--- Stored records ---

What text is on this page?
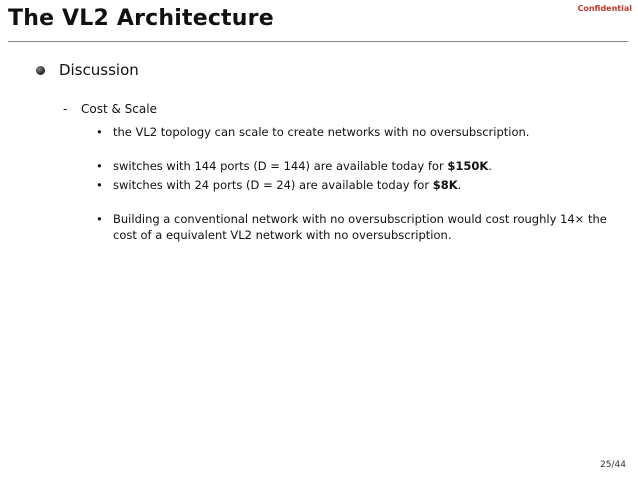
The VL2 Architecture	Confidential
Discussion
-	Cost & Scale
• the VL2 topology can scale to create networks with no oversubscription.
• switches with 144 ports (D = 144) are available today for $150K.
• switches with 24 ports (D = 24) are available today for $8K.
• Building a conventional network with no oversubscription would cost roughly 14× the cost of a equivalent VL2 network with no oversubscription.
25/44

--- Task statement ---
Restate the entire listing word for word, excluding pictures.

--- Solution to this task ---
What text is on this page?
The VL2 Architecture	Confidential
Discussion
-	Cost & Scale
• the VL2 topology can scale to create networks with no oversubscription.
• switches with 144 ports (D = 144) are available today for $150K.
• switches with 24 ports (D = 24) are available today for $8K.
• Building a conventional network with no oversubscription would cost roughly 14× the cost of a equivalent VL2 network with no oversubscription.
25/44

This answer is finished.